## EXERCISE BRIEF:
Collect from the data below each line with "nghiệm".

Dataset entries
:::

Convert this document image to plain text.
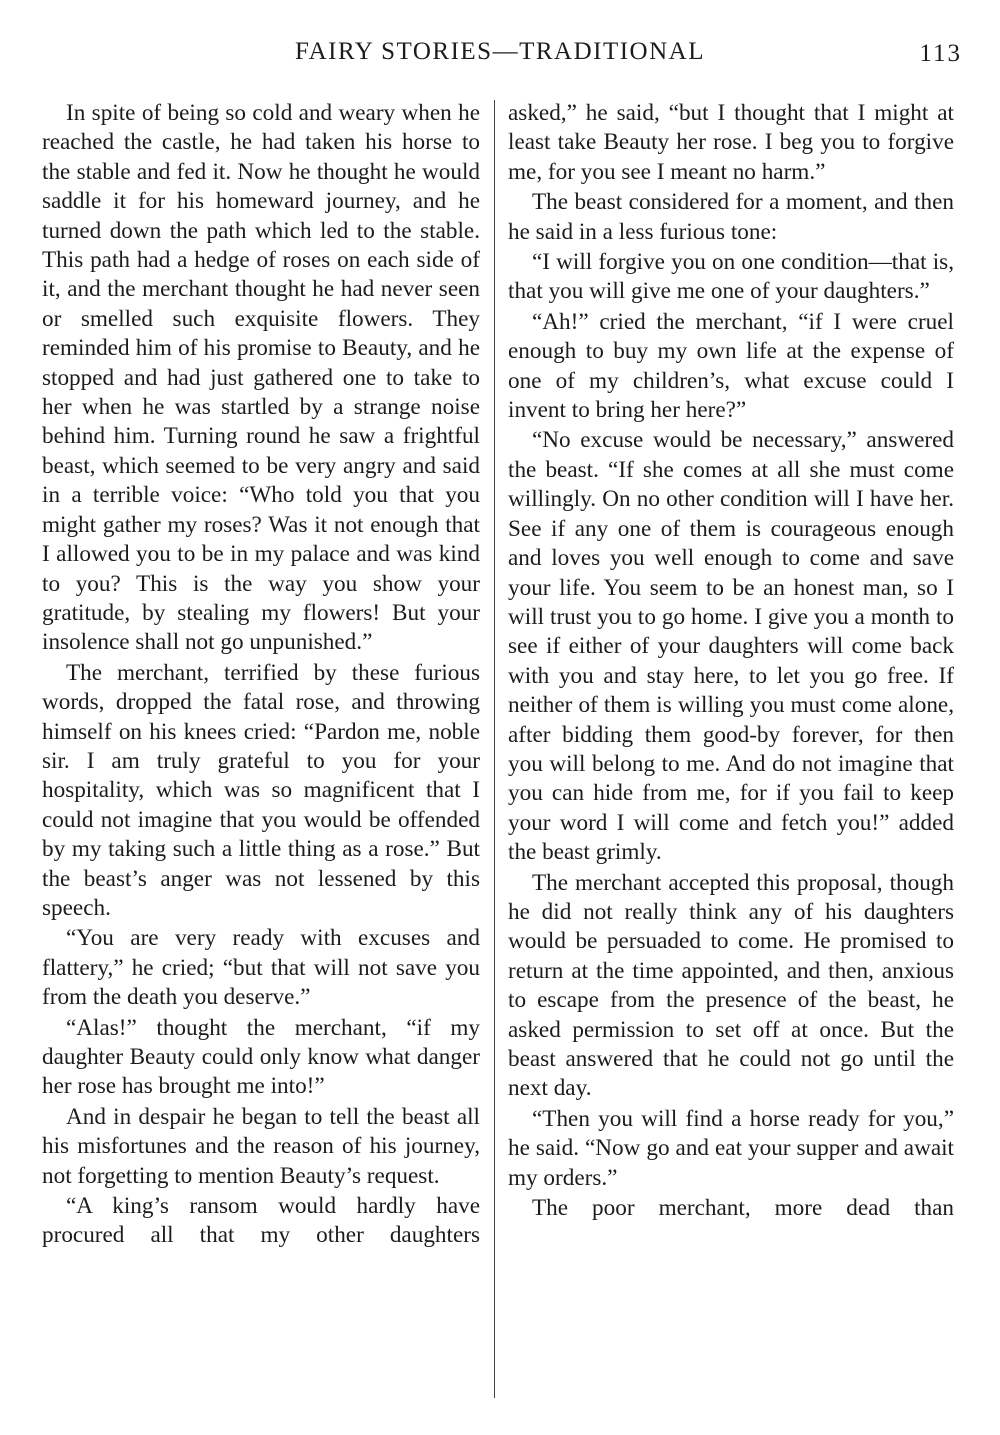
FAIRY STORIES—TRADITIONAL	113

In spite of being so cold and weary when he reached the castle, he had taken his horse to the stable and fed it. Now he thought he would saddle it for his homeward journey, and he turned down the path which led to the stable. This path had a hedge of roses on each side of it, and the merchant thought he had never seen or smelled such exquisite flowers. They reminded him of his promise to Beauty, and he stopped and had just gathered one to take to her when he was startled by a strange noise behind him. Turning round he saw a frightful beast, which seemed to be very angry and said in a terrible voice: “Who told you that you might gather my roses? Was it not enough that I allowed you to be in my palace and was kind to you? This is the way you show your gratitude, by stealing my flowers! But your insolence shall not go unpunished.”

The merchant, terrified by these furious words, dropped the fatal rose, and throwing himself on his knees cried: “Pardon me, noble sir. I am truly grateful to you for your hospitality, which was so magnificent that I could not imagine that you would be offended by my taking such a little thing as a rose.” But the beast’s anger was not lessened by this speech.

“You are very ready with excuses and flattery,” he cried; “but that will not save you from the death you deserve.”

“Alas!” thought the merchant, “if my daughter Beauty could only know what danger her rose has brought me into!”

And in despair he began to tell the beast all his misfortunes and the reason of his journey, not forgetting to mention Beauty’s request.

“A king’s ransom would hardly have procured all that my other daughters

asked,” he said, “but I thought that I might at least take Beauty her rose. I beg you to forgive me, for you see I meant no harm.”

The beast considered for a moment, and then he said in a less furious tone:

“I will forgive you on one condition—that is, that you will give me one of your daughters.”

“Ah!” cried the merchant, “if I were cruel enough to buy my own life at the expense of one of my children’s, what excuse could I invent to bring her here?”

“No excuse would be necessary,” answered the beast. “If she comes at all she must come willingly. On no other condition will I have her. See if any one of them is courageous enough and loves you well enough to come and save your life. You seem to be an honest man, so I will trust you to go home. I give you a month to see if either of your daughters will come back with you and stay here, to let you go free. If neither of them is willing you must come alone, after bidding them good-by forever, for then you will belong to me. And do not imagine that you can hide from me, for if you fail to keep your word I will come and fetch you!” added the beast grimly.

The merchant accepted this proposal, though he did not really think any of his daughters would be persuaded to come. He promised to return at the time appointed, and then, anxious to escape from the presence of the beast, he asked permission to set off at once. But the beast answered that he could not go until the next day.

“Then you will find a horse ready for you,” he said. “Now go and eat your supper and await my orders.”

The poor merchant, more dead than
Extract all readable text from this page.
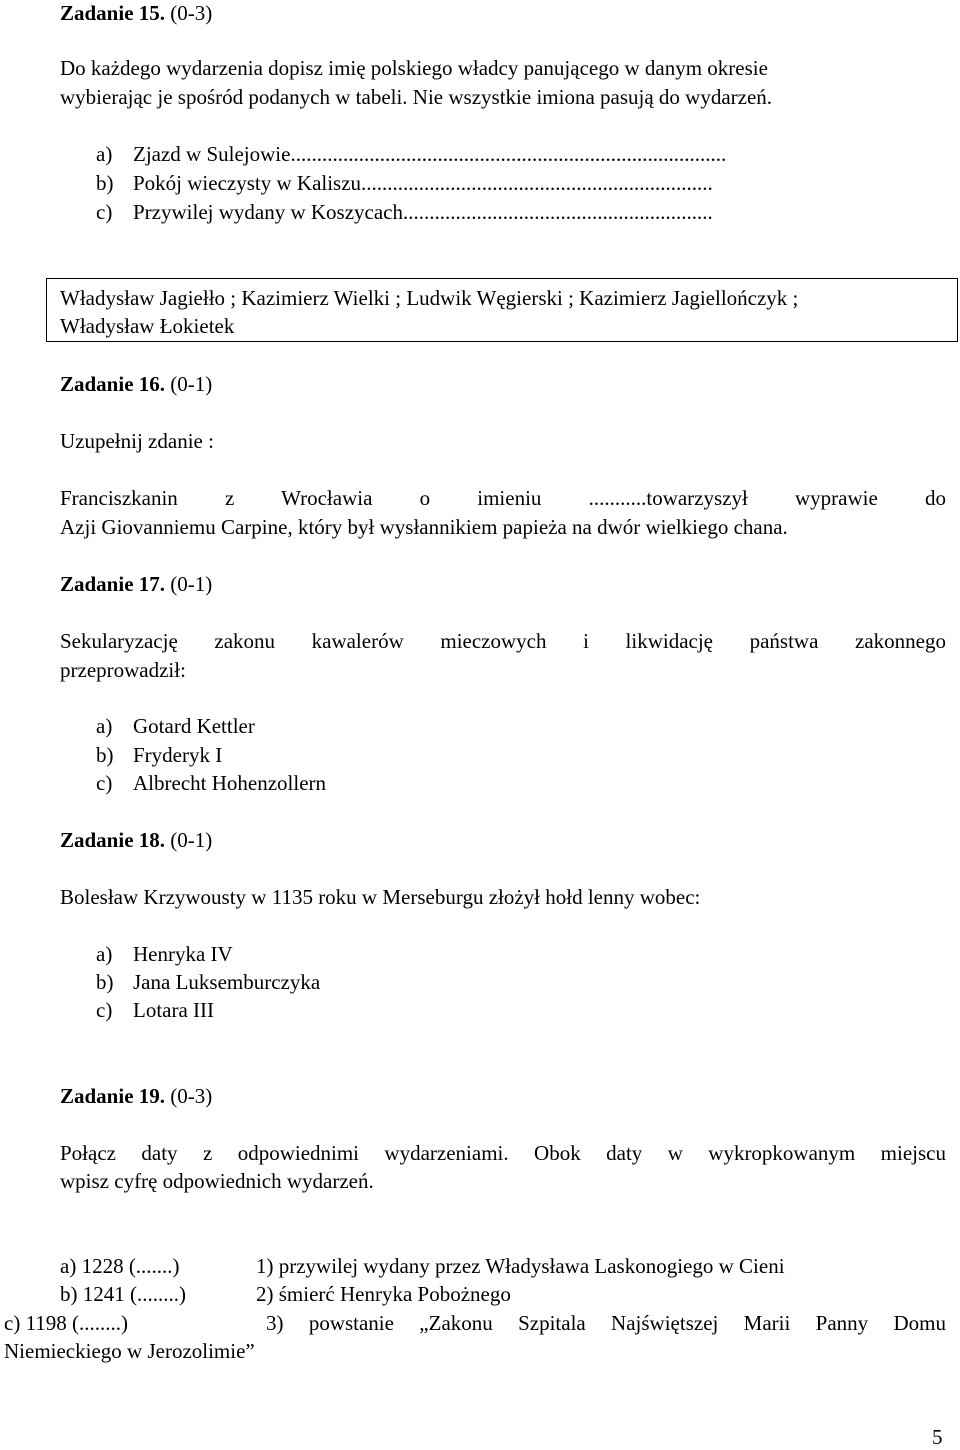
Zadanie 15. (0-3)
Do każdego wydarzenia dopisz imię polskiego władcy panującego w danym okresie
wybierając je spośród podanych w tabeli. Nie wszystkie imiona pasują do wydarzeń.
a) Zjazd w Sulejowie...................................................................................
b) Pokój wieczysty w Kaliszu...................................................................
c) Przywilej wydany w Koszycach...........................................................
Władysław Jagiełło ; Kazimierz Wielki ; Ludwik Węgierski ; Kazimierz Jagiellończyk ;
Władysław Łokietek
Zadanie 16. (0-1)
Uzupełnij zdanie :
Franciszkanin z Wrocławia o imieniu ...........towarzyszył wyprawie do
Azji Giovanniemu Carpine, który był wysłannikiem papieża na dwór wielkiego chana.
Zadanie 17. (0-1)
Sekularyzację zakonu kawalerów mieczowych i likwidację państwa zakonnego
przeprowadził:
a) Gotard Kettler
b) Fryderyk I
c) Albrecht Hohenzollern
Zadanie 18. (0-1)
Bolesław Krzywousty w 1135 roku w Merseburgu złożył hołd lenny wobec:
a) Henryka IV
b) Jana Luksemburczyka
c) Lotara III
Zadanie 19. (0-3)
Połącz daty z odpowiednimi wydarzeniami. Obok daty w wykropkowanym miejscu
wpisz cyfrę odpowiednich wydarzeń.
a) 1228 (.......)	1) przywilej wydany przez Władysława Laskonogiego w Cieni
b) 1241 (........)	2) śmierć Henryka Pobożnego
c) 1198 (........)	3) powstanie „Zakonu Szpitala Najświętszej Marii Panny Domu
Niemieckiego w Jerozolimie”
5
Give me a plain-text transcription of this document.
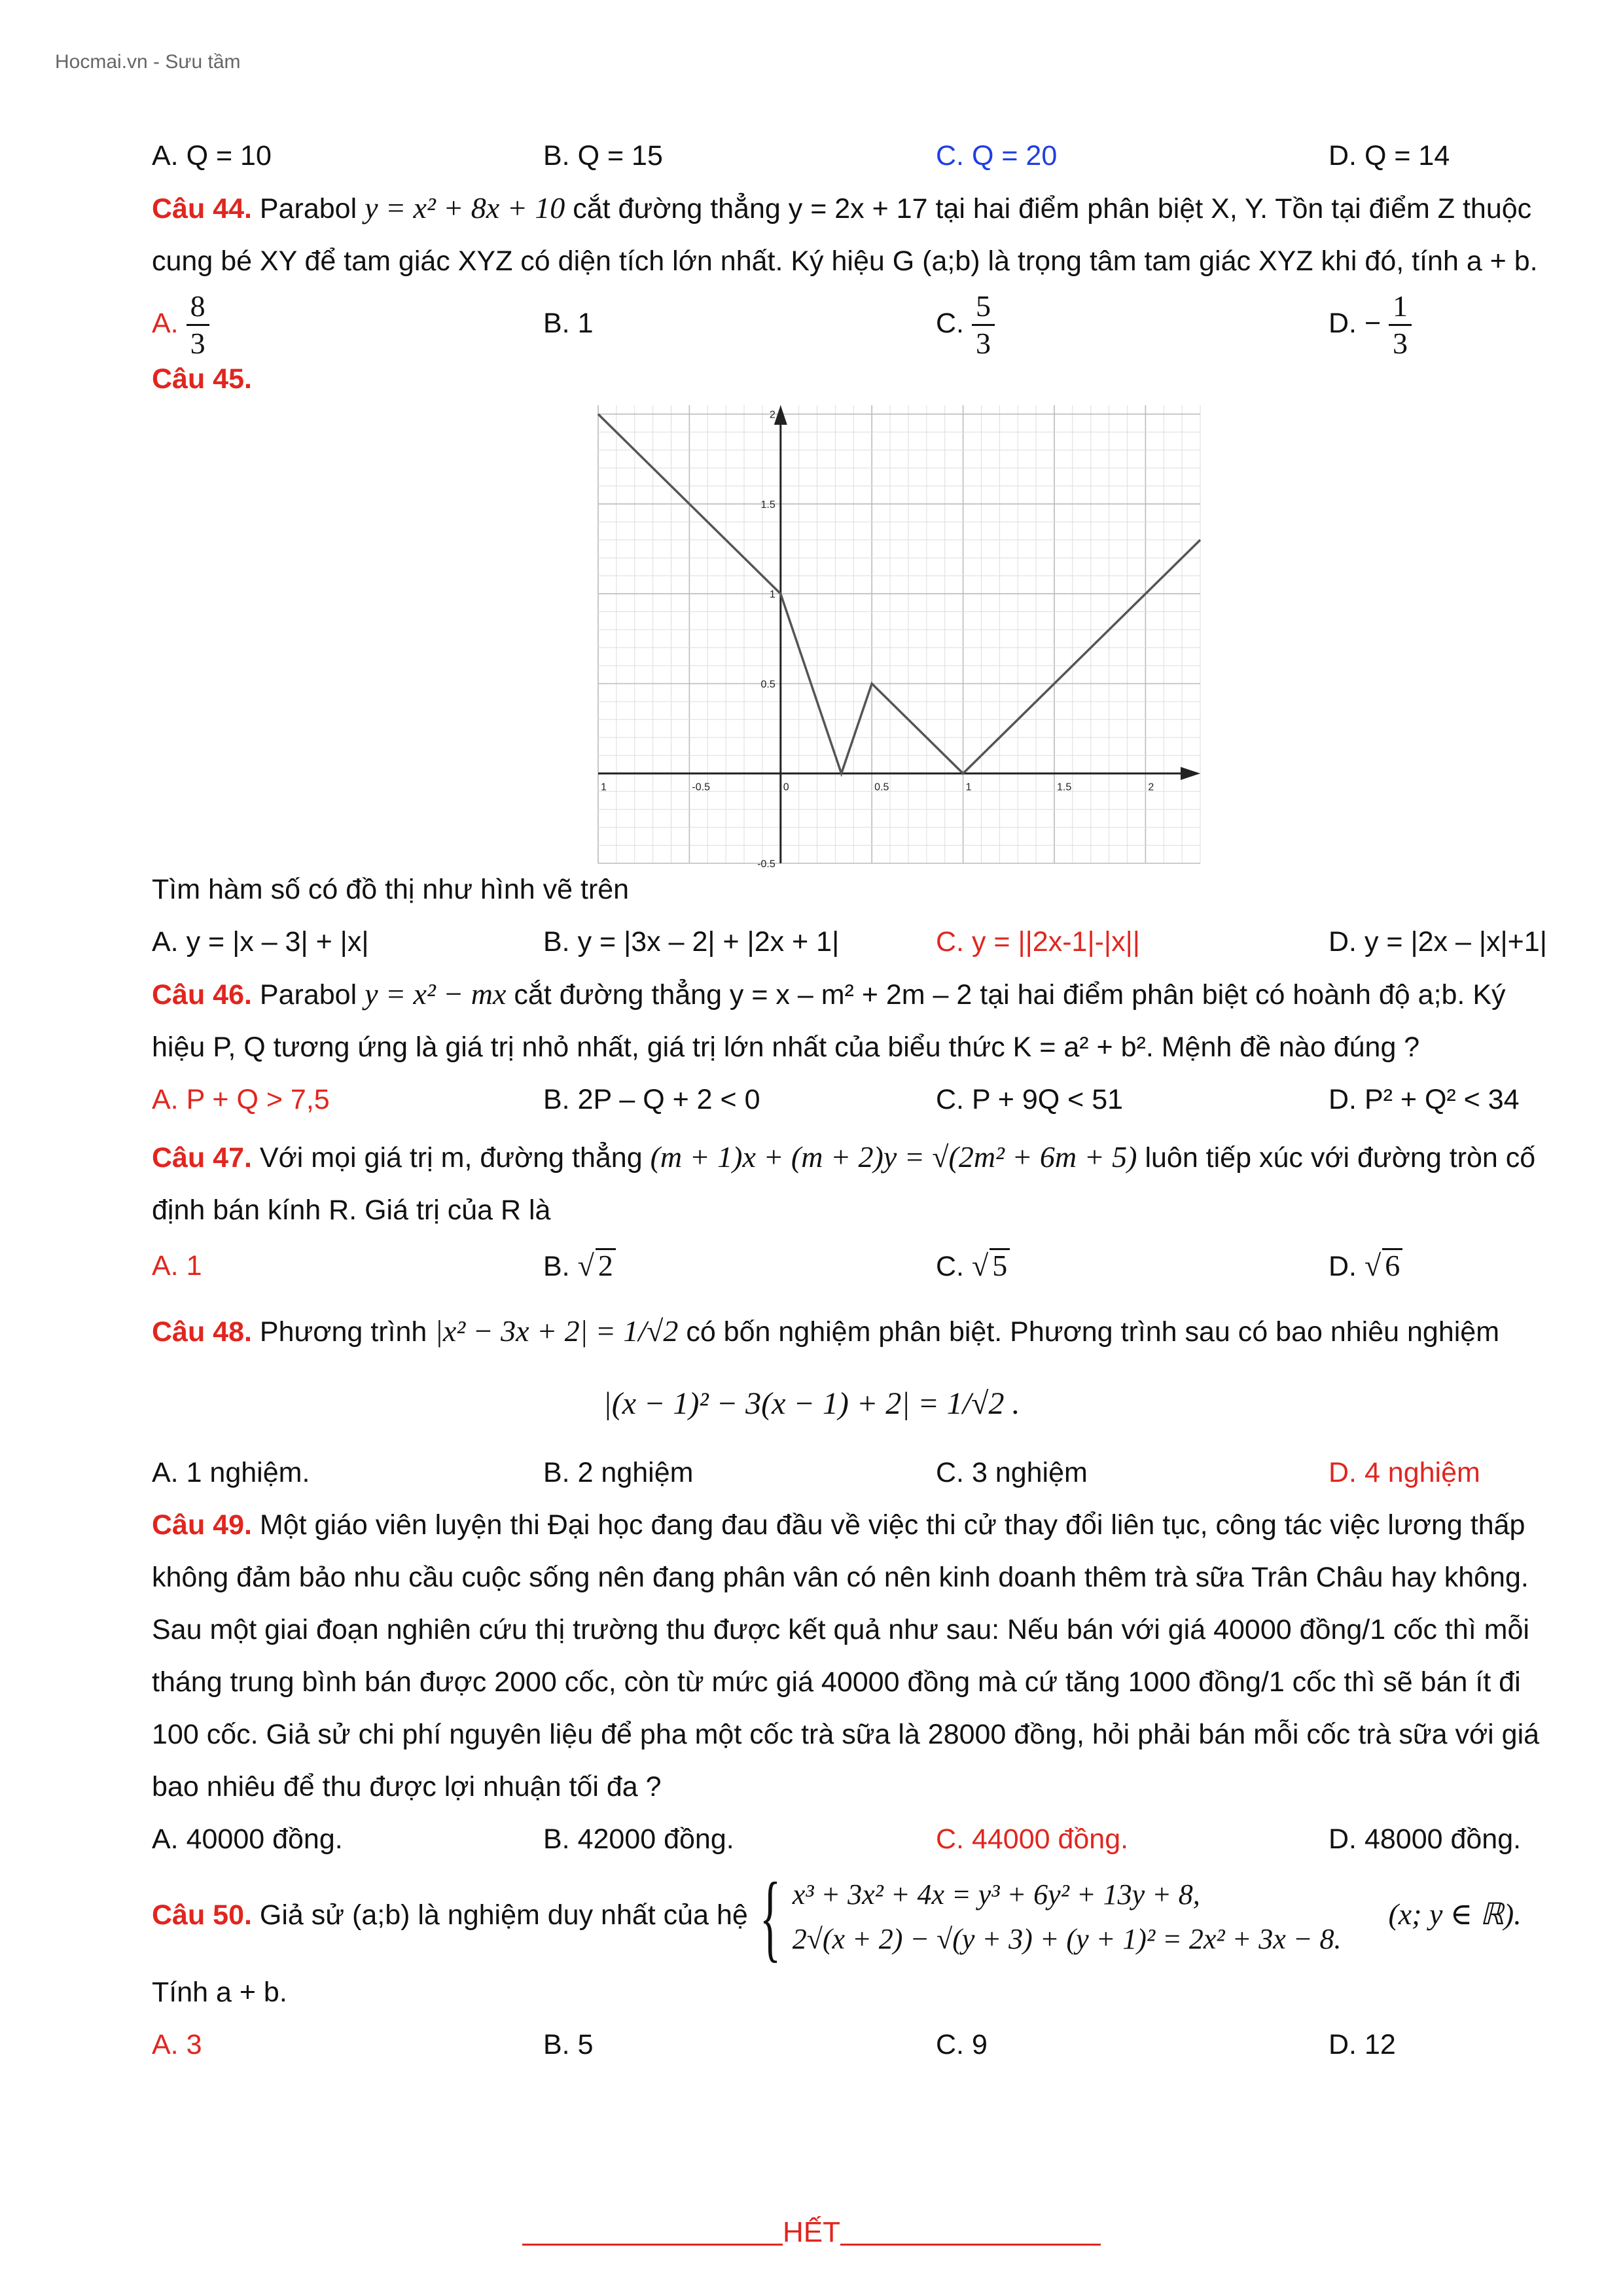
Hocmai.vn - Sưu tầm
A. Q = 10	B. Q = 15	C. Q = 20	D. Q = 14
Câu 44. Parabol y = x² + 8x + 10 cắt đường thẳng y = 2x + 17 tại hai điểm phân biệt X, Y. Tồn tại điểm Z thuộc
cung bé XY để tam giác XYZ có diện tích lớn nhất. Ký hiệu G (a;b) là trọng tâm tam giác XYZ khi đó, tính a + b.
A. $\frac{8}{3}$	B. 1	C. $\frac{5}{3}$	D. − $\frac{1}{3}$
Câu 45.
1	-0.5	0	0.5	1	1.5	2
2
1.5
1
0.5
-0.5
Tìm hàm số có đồ thị như hình vẽ trên
A. y = |x – 3| + |x|	B. y = |3x – 2| + |2x + 1|	C. y = ||2x-1|-|x||	D. y = |2x – |x|+1|
Câu 46. Parabol y = x² − mx cắt đường thẳng y = x – m² + 2m – 2 tại hai điểm phân biệt có hoành độ a;b. Ký
hiệu P, Q tương ứng là giá trị nhỏ nhất, giá trị lớn nhất của biểu thức K = a² + b². Mệnh đề nào đúng ?
A. P + Q > 7,5	B. 2P – Q + 2 < 0	C. P + 9Q < 51	D. P² + Q² < 34
Câu 47. Với mọi giá trị m, đường thẳng (m + 1)x + (m + 2)y = √(2m² + 6m + 5) luôn tiếp xúc với đường tròn cố
định bán kính R. Giá trị của R là
A. 1	B. √ 2	C. √ 5	D. √ 6
Câu 48. Phương trình |x² − 3x + 2| = 1/√2 có bốn nghiệm phân biệt. Phương trình sau có bao nhiêu nghiệm
|(x − 1)² − 3(x − 1) + 2| = 1/√2 .
A. 1 nghiệm.	B. 2 nghiệm	C. 3 nghiệm	D. 4 nghiệm
Câu 49. Một giáo viên luyện thi Đại học đang đau đầu về việc thi cử thay đổi liên tục, công tác việc lương thấp
không đảm bảo nhu cầu cuộc sống nên đang phân vân có nên kinh doanh thêm trà sữa Trân Châu hay không.
Sau một giai đoạn nghiên cứu thị trường thu được kết quả như sau: Nếu bán với giá 40000 đồng/1 cốc thì mỗi
tháng trung bình bán được 2000 cốc, còn từ mức giá 40000 đồng mà cứ tăng 1000 đồng/1 cốc thì sẽ bán ít đi
100 cốc. Giả sử chi phí nguyên liệu để pha một cốc trà sữa là 28000 đồng, hỏi phải bán mỗi cốc trà sữa với giá
bao nhiêu để thu được lợi nhuận tối đa ?
A. 40000 đồng.	B. 42000 đồng.	C. 44000 đồng.	D. 48000 đồng.
Câu 50. Giả sử (a;b) là nghiệm duy nhất của hệ { x³ + 3x² + 4x = y³ + 6y² + 13y + 8,
2√(x + 2) − √(y + 3) + (y + 1)² = 2x² + 3x − 8.
(x; y ∈ ℝ).
Tính a + b.
A. 3	B. 5	C. 9	D. 12
HẾT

:::

## OUTPUT:
Câu 48. Phương trình |x² − 3x + 2| = 1/√2 có bốn nghiệm phân biệt. Phương trình sau có bao nhiêu nghiệm
A. 1 nghiệm.	B. 2 nghiệm	C. 3 nghiệm	D. 4 nghiệm
Câu 50. Giả sử (a;b) là nghiệm duy nhất của hệ { x³ + 3x² + 4x = y³ + 6y² + 13y + 8,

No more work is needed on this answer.